** start EXCERPTED RECORDS **

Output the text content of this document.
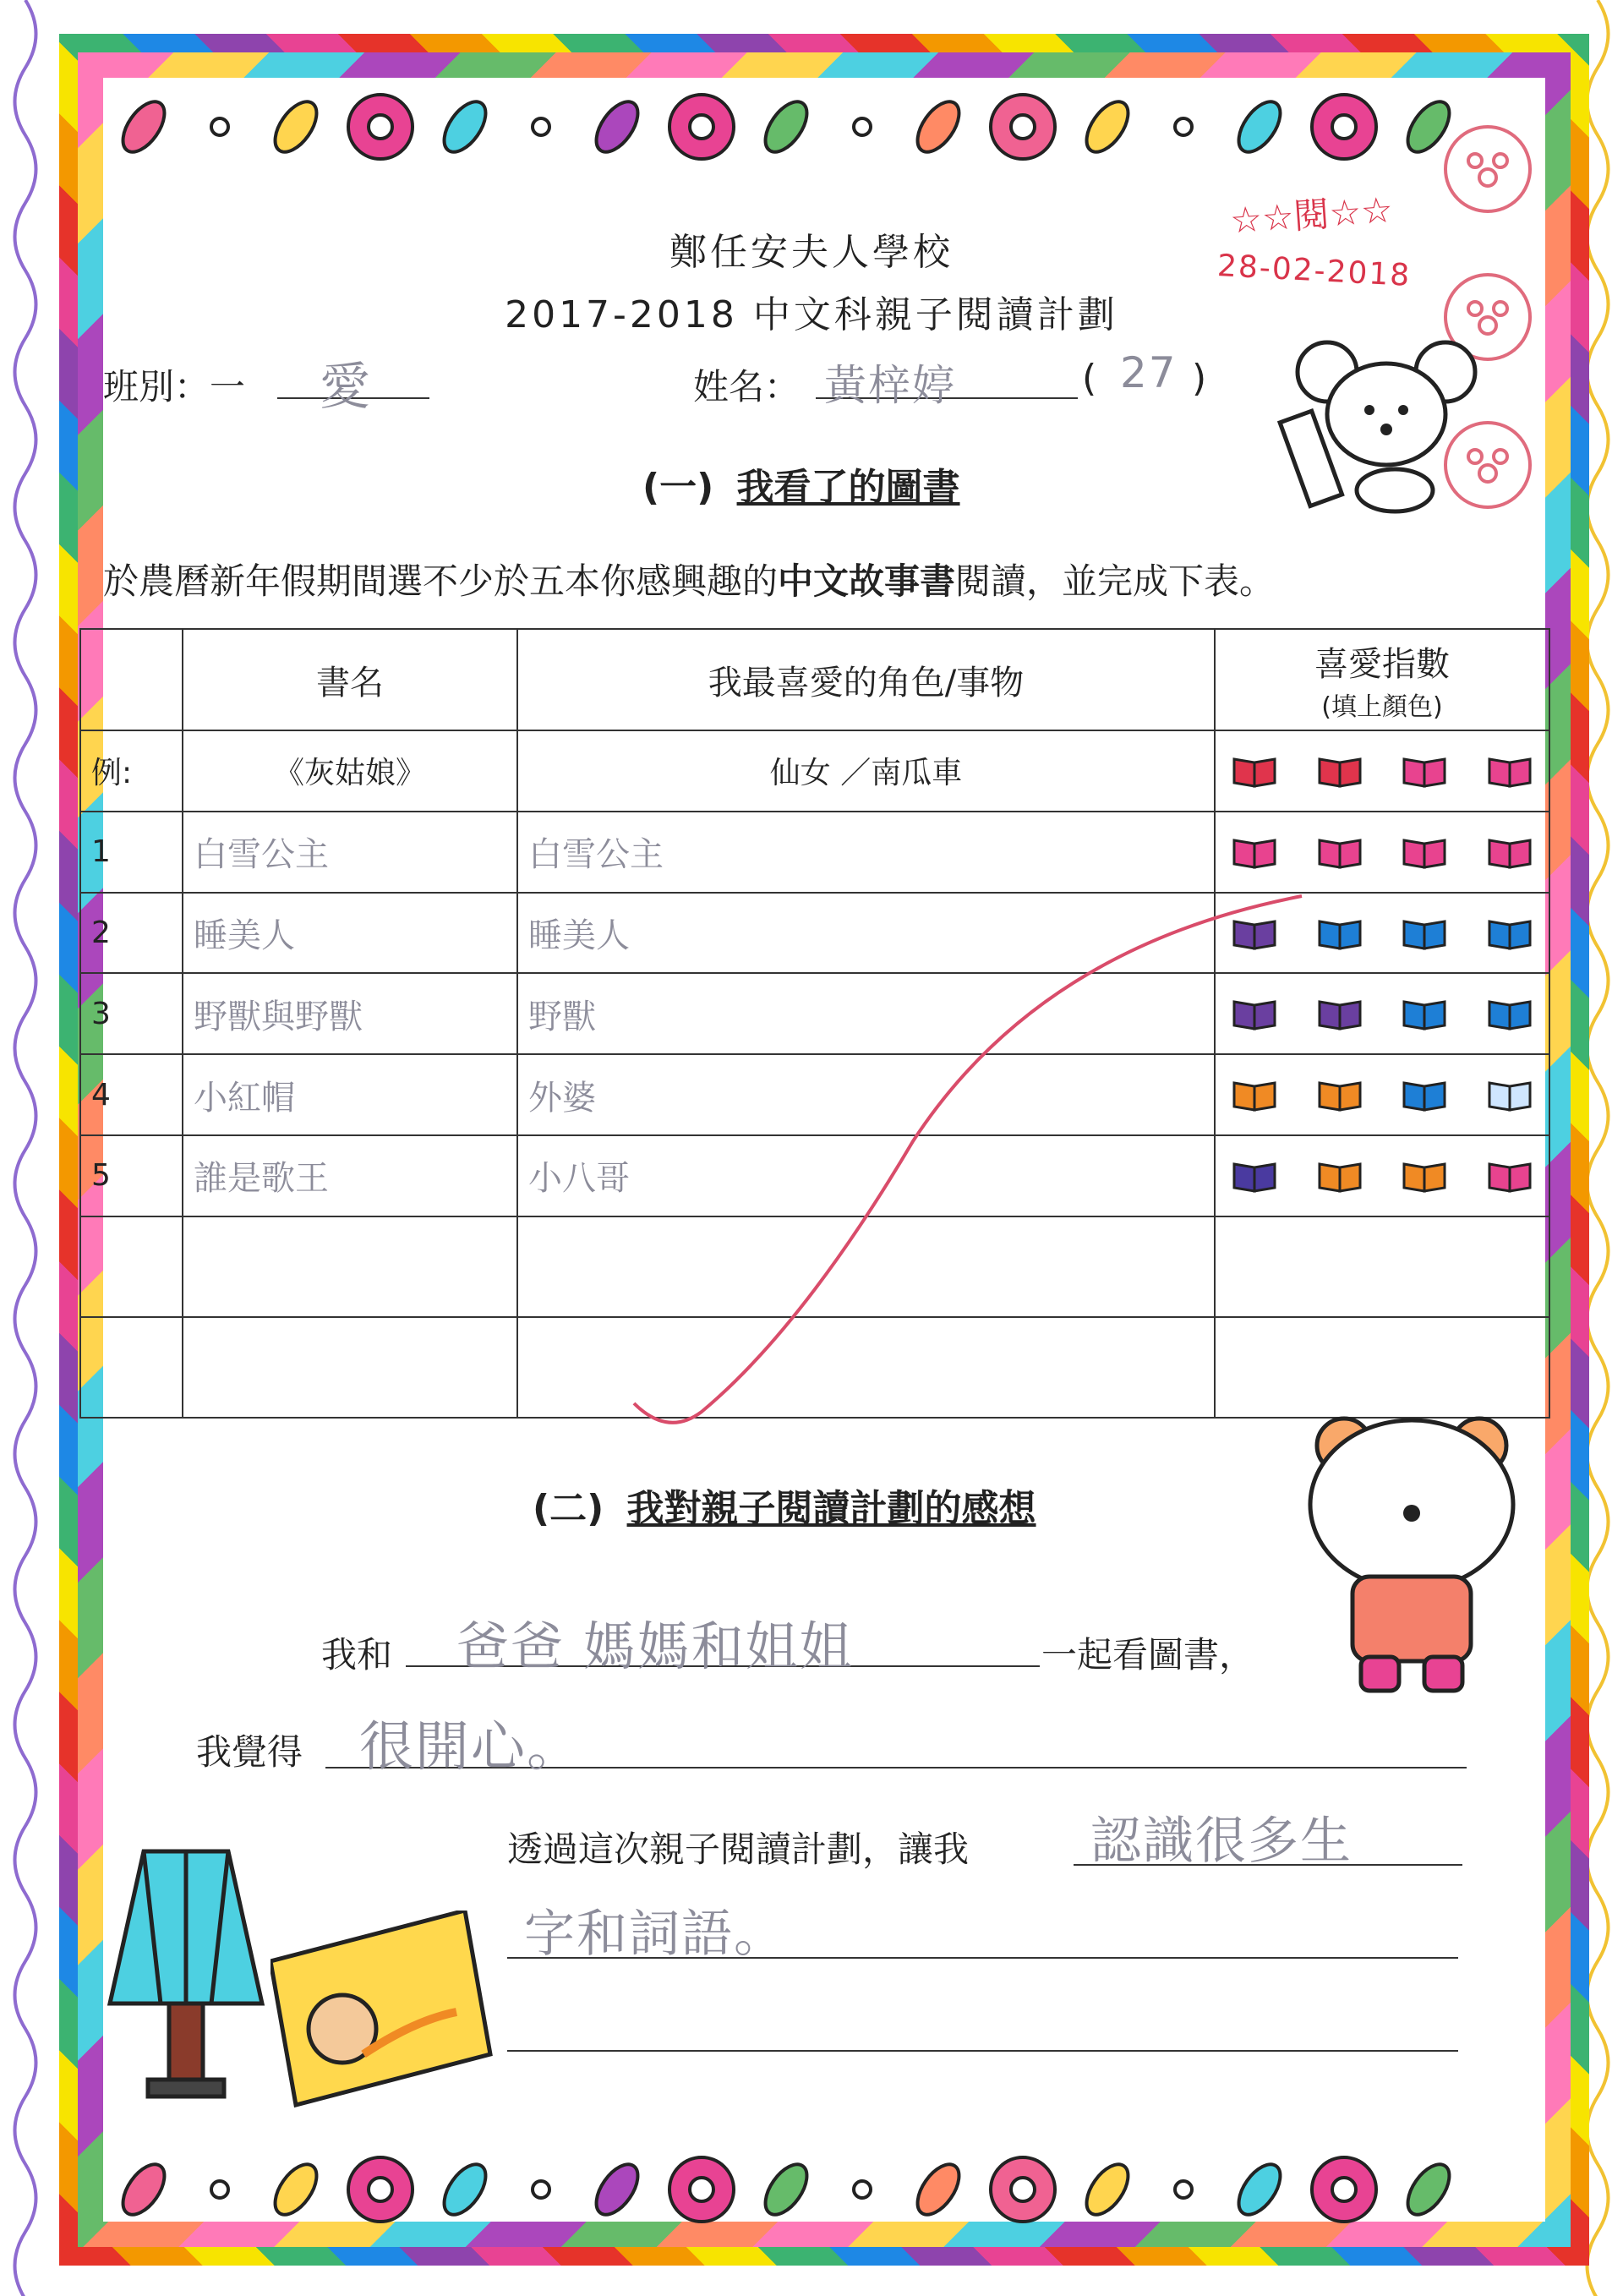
☆☆閱☆☆
28-02-2018
鄭任安夫人學校
2017-2018 中文科親子閱讀計劃
班別：一 愛	姓名： 黃梓婷	( 27 )
(一) 我看了的圖書
於農曆新年假期間選不少於五本你感興趣的中文故事書閱讀，並完成下表。
	書名	我最喜愛的角色/事物	喜愛指數
(填上顏色)

例:	《灰姑娘》	仙女 ／南瓜車	

1	白雪公主	白雪公主	

2	睡美人	睡美人	

3	野獸與野獸	野獸	

4	小紅帽	外婆	

5	誰是歌王	小八哥	

(二) 我對親子閱讀計劃的感想
我和 爸爸 媽媽和姐姐	一起看圖書，
我覺得 很開心。
透過這次親子閱讀計劃，讓我 認識很多生
字和詞語。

** end EXCERPTED RECORDS **

Copy out all of the material exactly as written, without its pictures.

# RESPONSE FOR THIS EXERCISE
Output the text content of this document.
☆☆閱☆☆
28-02-2018
鄭任安夫人學校
2017-2018 中文科親子閱讀計劃
班別：一 愛	姓名： 黃梓婷	( 27 )
(一) 我看了的圖書
於農曆新年假期間選不少於五本你感興趣的中文故事書閱讀，並完成下表。
	書名	我最喜愛的角色/事物	喜愛指數
(填上顏色)

例:	《灰姑娘》	仙女 ／南瓜車	

1	白雪公主	白雪公主	

2	睡美人	睡美人	

3	野獸與野獸	野獸	

4	小紅帽	外婆	

5	誰是歌王	小八哥	

(二) 我對親子閱讀計劃的感想
我和 爸爸 媽媽和姐姐	一起看圖書，
我覺得 很開心。
透過這次親子閱讀計劃，讓我 認識很多生
字和詞語。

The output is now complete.